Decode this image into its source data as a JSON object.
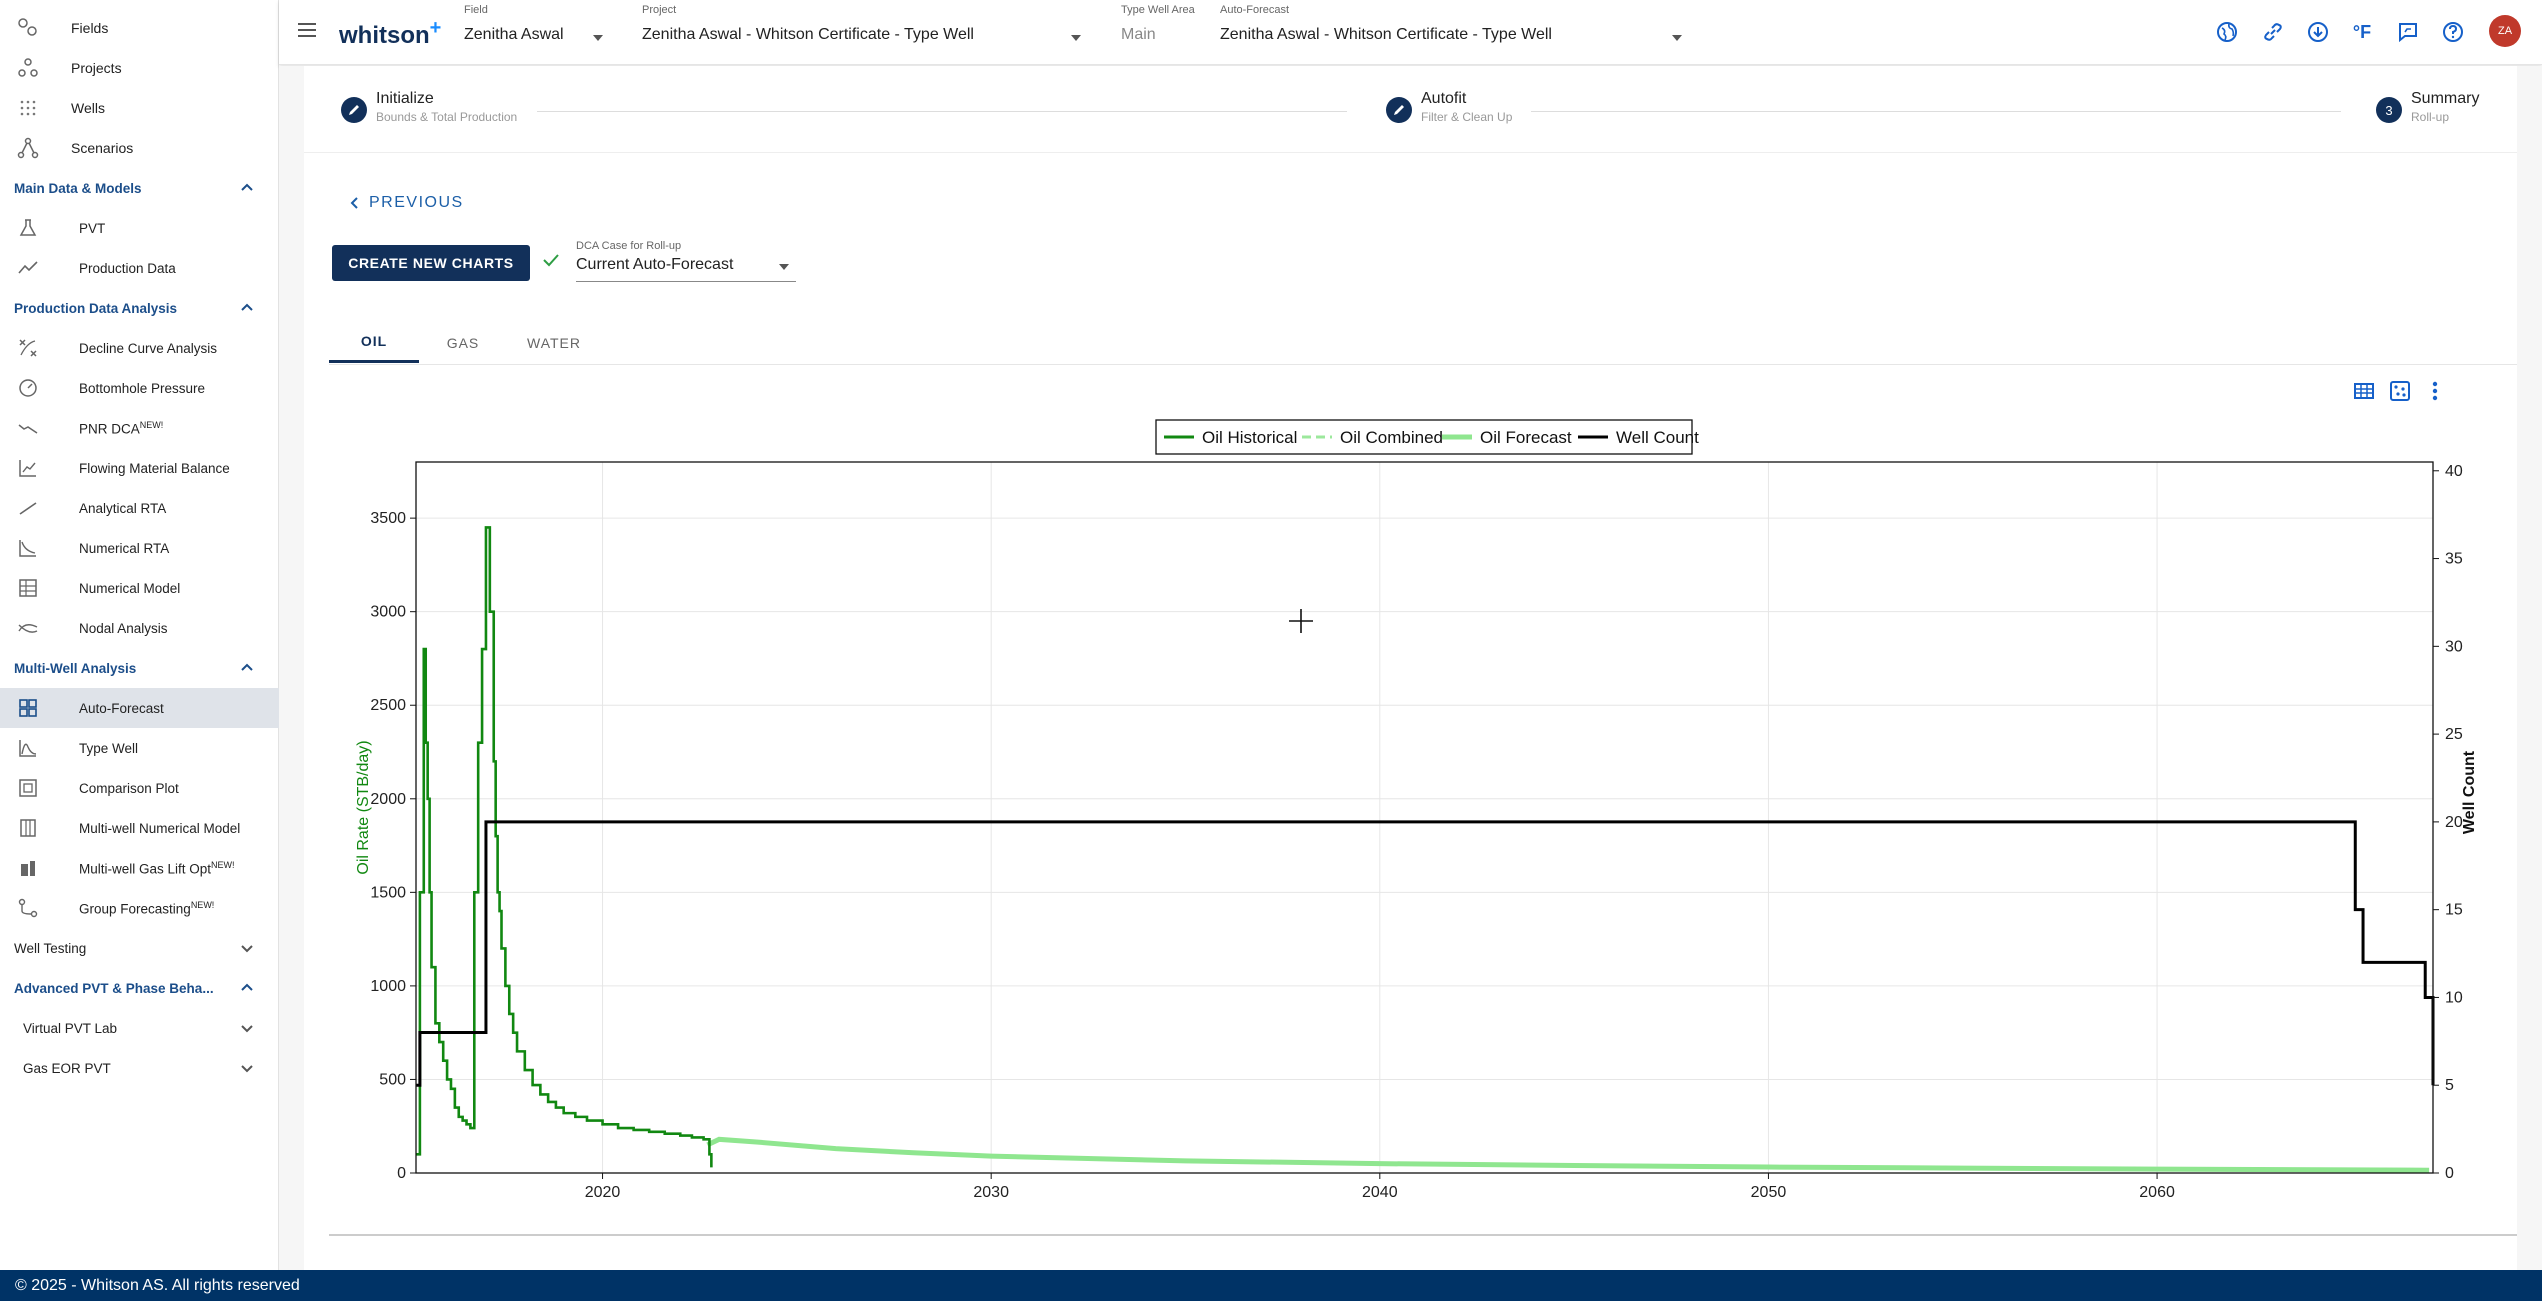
{
  "sidebar": {
    "top_items": [
      {
        "label": "Fields",
        "icon": "fields-icon"
      },
      {
        "label": "Projects",
        "icon": "projects-icon"
      },
      {
        "label": "Wells",
        "icon": "wells-icon"
      },
      {
        "label": "Scenarios",
        "icon": "scenarios-icon"
      }
    ],
    "sections": {
      "main_data": {
        "title": "Main Data & Models",
        "items": [
          "PVT",
          "Production Data"
        ]
      },
      "pda": {
        "title": "Production Data Analysis",
        "items": [
          "Decline Curve Analysis",
          "Bottomhole Pressure",
          "PNR DCA",
          "Flowing Material Balance",
          "Analytical RTA",
          "Numerical RTA",
          "Numerical Model",
          "Nodal Analysis"
        ]
      },
      "mwa": {
        "title": "Multi-Well Analysis",
        "items": [
          "Auto-Forecast",
          "Type Well",
          "Comparison Plot",
          "Multi-well Numerical Model",
          "Multi-well Gas Lift Opt",
          "Group Forecasting"
        ]
      },
      "well_testing": {
        "title": "Well Testing"
      },
      "adv_pvt": {
        "title": "Advanced PVT & Phase Beha..."
      },
      "vpl": {
        "title": "Virtual PVT Lab"
      },
      "gas_eor": {
        "title": "Gas EOR PVT"
      }
    },
    "new_badge": "NEW!",
    "active_item": "Auto-Forecast"
  },
  "header": {
    "logo": "whitson",
    "logo_plus": "+",
    "field_caption": "Field",
    "field_value": "Zenitha Aswal",
    "project_caption": "Project",
    "project_value": "Zenitha Aswal - Whitson Certificate - Type Well",
    "twa_caption": "Type Well Area",
    "twa_value": "Main",
    "af_caption": "Auto-Forecast",
    "af_value": "Zenitha Aswal - Whitson Certificate - Type Well",
    "temp_unit": "°F",
    "avatar": "ZA",
    "accent": "#1660c9"
  },
  "stepper": {
    "steps": [
      {
        "title": "Initialize",
        "subtitle": "Bounds & Total Production"
      },
      {
        "title": "Autofit",
        "subtitle": "Filter & Clean Up"
      },
      {
        "title": "Summary",
        "subtitle": "Roll-up",
        "number": "3"
      }
    ]
  },
  "controls": {
    "previous_label": "PREVIOUS",
    "create_label": "CREATE NEW CHARTS",
    "dca_caption": "DCA Case for Roll-up",
    "dca_value": "Current Auto-Forecast"
  },
  "tabs": [
    "OIL",
    "GAS",
    "WATER"
  ],
  "active_tab": "OIL",
  "footer": {
    "text": "© 2025 - Whitson AS. All rights reserved"
  },
  "chart_data": {
    "type": "line",
    "legend": [
      "Oil Historical",
      "Oil Combined",
      "Oil Forecast",
      "Well Count"
    ],
    "legend_position": "top-center",
    "ylabel": "Oil Rate (STB/day)",
    "y2label": "Well Count",
    "x_ticks": [
      2020,
      2030,
      2040,
      2050,
      2060
    ],
    "y_ticks": [
      0,
      500,
      1000,
      1500,
      2000,
      2500,
      3000,
      3500
    ],
    "y2_ticks": [
      0,
      5,
      10,
      15,
      20,
      25,
      30,
      35,
      40
    ],
    "xlim": [
      2015.2,
      2067.1
    ],
    "ylim": [
      0,
      3800
    ],
    "y2lim": [
      0,
      40.5
    ],
    "grid": true,
    "colors": {
      "historical": "#118811",
      "combined": "#9ce89c",
      "forecast": "#8fe68f",
      "well_count": "#000000"
    },
    "series": [
      {
        "name": "Oil Historical",
        "x": [
          2015.2,
          2015.3,
          2015.4,
          2015.45,
          2015.5,
          2015.55,
          2015.6,
          2015.7,
          2015.8,
          2015.9,
          2016.0,
          2016.1,
          2016.2,
          2016.3,
          2016.4,
          2016.5,
          2016.6,
          2016.7,
          2016.8,
          2016.9,
          2017.0,
          2017.1,
          2017.2,
          2017.25,
          2017.3,
          2017.35,
          2017.4,
          2017.5,
          2017.6,
          2017.7,
          2017.8,
          2018.0,
          2018.2,
          2018.4,
          2018.6,
          2018.8,
          2019.0,
          2019.3,
          2019.6,
          2020.0,
          2020.4,
          2020.8,
          2021.2,
          2021.6,
          2022.0,
          2022.3,
          2022.6,
          2022.75,
          2022.8
        ],
        "y": [
          100,
          1500,
          2800,
          2300,
          2000,
          1500,
          1100,
          800,
          700,
          600,
          500,
          450,
          350,
          300,
          280,
          260,
          240,
          1500,
          2300,
          2800,
          3450,
          3000,
          2200,
          1800,
          1500,
          1400,
          1200,
          1000,
          850,
          750,
          650,
          550,
          470,
          420,
          380,
          350,
          320,
          300,
          280,
          260,
          240,
          230,
          220,
          210,
          200,
          190,
          180,
          100,
          30
        ]
      },
      {
        "name": "Oil Forecast",
        "x": [
          2022.7,
          2023,
          2024,
          2026,
          2028,
          2030,
          2035,
          2040,
          2045,
          2050,
          2055,
          2060,
          2065,
          2067
        ],
        "y": [
          150,
          180,
          165,
          130,
          108,
          90,
          65,
          50,
          40,
          32,
          26,
          21,
          17,
          15
        ]
      },
      {
        "name": "Well Count",
        "x": [
          2015.2,
          2015.3,
          2016.8,
          2017.0,
          2017.2,
          2065.0,
          2065.1,
          2065.3,
          2066.8,
          2066.9,
          2067.1
        ],
        "y": [
          5,
          8,
          8,
          20,
          20,
          20,
          15,
          12,
          12,
          10,
          5
        ]
      }
    ]
  }
}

◆ ◆ ◆

What to produce: All the records need to be repeated exactly, with the images dropped.

Written answer:
Decode this image into its source data as a JSON object.
{
  "sidebar": {
    "top_items": [
      {
        "label": "Fields",
        "icon": "fields-icon"
      },
      {
        "label": "Projects",
        "icon": "projects-icon"
      },
      {
        "label": "Wells",
        "icon": "wells-icon"
      },
      {
        "label": "Scenarios",
        "icon": "scenarios-icon"
      }
    ],
    "sections": {
      "main_data": {
        "title": "Main Data & Models",
        "items": [
          "PVT",
          "Production Data"
        ]
      },
      "pda": {
        "title": "Production Data Analysis",
        "items": [
          "Decline Curve Analysis",
          "Bottomhole Pressure",
          "PNR DCA",
          "Flowing Material Balance",
          "Analytical RTA",
          "Numerical RTA",
          "Numerical Model",
          "Nodal Analysis"
        ]
      },
      "mwa": {
        "title": "Multi-Well Analysis",
        "items": [
          "Auto-Forecast",
          "Type Well",
          "Comparison Plot",
          "Multi-well Numerical Model",
          "Multi-well Gas Lift Opt",
          "Group Forecasting"
        ]
      },
      "well_testing": {
        "title": "Well Testing"
      },
      "adv_pvt": {
        "title": "Advanced PVT & Phase Beha..."
      },
      "vpl": {
        "title": "Virtual PVT Lab"
      },
      "gas_eor": {
        "title": "Gas EOR PVT"
      }
    },
    "new_badge": "NEW!",
    "active_item": "Auto-Forecast"
  },
  "header": {
    "logo": "whitson",
    "logo_plus": "+",
    "field_caption": "Field",
    "field_value": "Zenitha Aswal",
    "project_caption": "Project",
    "project_value": "Zenitha Aswal - Whitson Certificate - Type Well",
    "twa_caption": "Type Well Area",
    "twa_value": "Main",
    "af_caption": "Auto-Forecast",
    "af_value": "Zenitha Aswal - Whitson Certificate - Type Well",
    "temp_unit": "°F",
    "avatar": "ZA",
    "accent": "#1660c9"
  },
  "stepper": {
    "steps": [
      {
        "title": "Initialize",
        "subtitle": "Bounds & Total Production"
      },
      {
        "title": "Autofit",
        "subtitle": "Filter & Clean Up"
      },
      {
        "title": "Summary",
        "subtitle": "Roll-up",
        "number": "3"
      }
    ]
  },
  "controls": {
    "previous_label": "PREVIOUS",
    "create_label": "CREATE NEW CHARTS",
    "dca_caption": "DCA Case for Roll-up",
    "dca_value": "Current Auto-Forecast"
  },
  "tabs": [
    "OIL",
    "GAS",
    "WATER"
  ],
  "active_tab": "OIL",
  "footer": {
    "text": "© 2025 - Whitson AS. All rights reserved"
  },
  "chart_data": {
    "type": "line",
    "legend": [
      "Oil Historical",
      "Oil Combined",
      "Oil Forecast",
      "Well Count"
    ],
    "legend_position": "top-center",
    "ylabel": "Oil Rate (STB/day)",
    "y2label": "Well Count",
    "x_ticks": [
      2020,
      2030,
      2040,
      2050,
      2060
    ],
    "y_ticks": [
      0,
      500,
      1000,
      1500,
      2000,
      2500,
      3000,
      3500
    ],
    "y2_ticks": [
      0,
      5,
      10,
      15,
      20,
      25,
      30,
      35,
      40
    ],
    "xlim": [
      2015.2,
      2067.1
    ],
    "ylim": [
      0,
      3800
    ],
    "y2lim": [
      0,
      40.5
    ],
    "grid": true,
    "colors": {
      "historical": "#118811",
      "combined": "#9ce89c",
      "forecast": "#8fe68f",
      "well_count": "#000000"
    },
    "series": [
      {
        "name": "Oil Historical",
        "x": [
          2015.2,
          2015.3,
          2015.4,
          2015.45,
          2015.5,
          2015.55,
          2015.6,
          2015.7,
          2015.8,
          2015.9,
          2016.0,
          2016.1,
          2016.2,
          2016.3,
          2016.4,
          2016.5,
          2016.6,
          2016.7,
          2016.8,
          2016.9,
          2017.0,
          2017.1,
          2017.2,
          2017.25,
          2017.3,
          2017.35,
          2017.4,
          2017.5,
          2017.6,
          2017.7,
          2017.8,
          2018.0,
          2018.2,
          2018.4,
          2018.6,
          2018.8,
          2019.0,
          2019.3,
          2019.6,
          2020.0,
          2020.4,
          2020.8,
          2021.2,
          2021.6,
          2022.0,
          2022.3,
          2022.6,
          2022.75,
          2022.8
        ],
        "y": [
          100,
          1500,
          2800,
          2300,
          2000,
          1500,
          1100,
          800,
          700,
          600,
          500,
          450,
          350,
          300,
          280,
          260,
          240,
          1500,
          2300,
          2800,
          3450,
          3000,
          2200,
          1800,
          1500,
          1400,
          1200,
          1000,
          850,
          750,
          650,
          550,
          470,
          420,
          380,
          350,
          320,
          300,
          280,
          260,
          240,
          230,
          220,
          210,
          200,
          190,
          180,
          100,
          30
        ]
      },
      {
        "name": "Oil Forecast",
        "x": [
          2022.7,
          2023,
          2024,
          2026,
          2028,
          2030,
          2035,
          2040,
          2045,
          2050,
          2055,
          2060,
          2065,
          2067
        ],
        "y": [
          150,
          180,
          165,
          130,
          108,
          90,
          65,
          50,
          40,
          32,
          26,
          21,
          17,
          15
        ]
      },
      {
        "name": "Well Count",
        "x": [
          2015.2,
          2015.3,
          2016.8,
          2017.0,
          2017.2,
          2065.0,
          2065.1,
          2065.3,
          2066.8,
          2066.9,
          2067.1
        ],
        "y": [
          5,
          8,
          8,
          20,
          20,
          20,
          15,
          12,
          12,
          10,
          5
        ]
      }
    ]
  }
}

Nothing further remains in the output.